> Task inputs

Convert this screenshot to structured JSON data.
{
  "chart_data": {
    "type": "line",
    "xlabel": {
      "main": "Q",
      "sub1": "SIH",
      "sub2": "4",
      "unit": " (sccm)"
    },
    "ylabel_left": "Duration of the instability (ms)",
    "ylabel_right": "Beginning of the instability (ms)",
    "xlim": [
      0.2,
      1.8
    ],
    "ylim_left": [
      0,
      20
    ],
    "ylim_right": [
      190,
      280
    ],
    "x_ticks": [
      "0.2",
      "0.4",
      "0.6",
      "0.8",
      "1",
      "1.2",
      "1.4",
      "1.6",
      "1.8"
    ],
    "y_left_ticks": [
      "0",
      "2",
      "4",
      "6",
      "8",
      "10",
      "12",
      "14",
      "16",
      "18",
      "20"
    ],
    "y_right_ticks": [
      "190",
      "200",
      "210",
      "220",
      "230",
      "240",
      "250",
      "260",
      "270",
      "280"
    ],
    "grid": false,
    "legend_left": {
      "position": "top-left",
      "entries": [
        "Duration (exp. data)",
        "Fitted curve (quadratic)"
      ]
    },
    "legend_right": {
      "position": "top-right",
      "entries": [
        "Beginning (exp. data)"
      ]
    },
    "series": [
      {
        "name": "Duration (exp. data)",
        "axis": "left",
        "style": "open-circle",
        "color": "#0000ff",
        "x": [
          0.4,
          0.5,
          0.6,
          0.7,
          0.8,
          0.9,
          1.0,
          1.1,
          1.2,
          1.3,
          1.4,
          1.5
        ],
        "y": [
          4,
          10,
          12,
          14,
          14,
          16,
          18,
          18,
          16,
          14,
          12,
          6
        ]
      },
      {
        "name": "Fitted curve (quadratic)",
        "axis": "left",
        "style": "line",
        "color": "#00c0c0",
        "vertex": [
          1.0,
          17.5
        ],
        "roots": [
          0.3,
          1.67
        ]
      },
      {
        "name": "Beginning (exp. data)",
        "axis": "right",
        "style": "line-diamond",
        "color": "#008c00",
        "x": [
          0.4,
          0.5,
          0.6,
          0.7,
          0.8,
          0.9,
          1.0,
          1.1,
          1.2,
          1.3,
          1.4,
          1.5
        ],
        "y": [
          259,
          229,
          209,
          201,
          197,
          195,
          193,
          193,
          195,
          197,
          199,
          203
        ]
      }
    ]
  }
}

> Stated problem
Read the entries and pick out all lines that include the word "instability".

> Reply
    "ylabel_left": "Duration of the instability (ms)",
    "ylabel_right": "Beginning of the instability (ms)",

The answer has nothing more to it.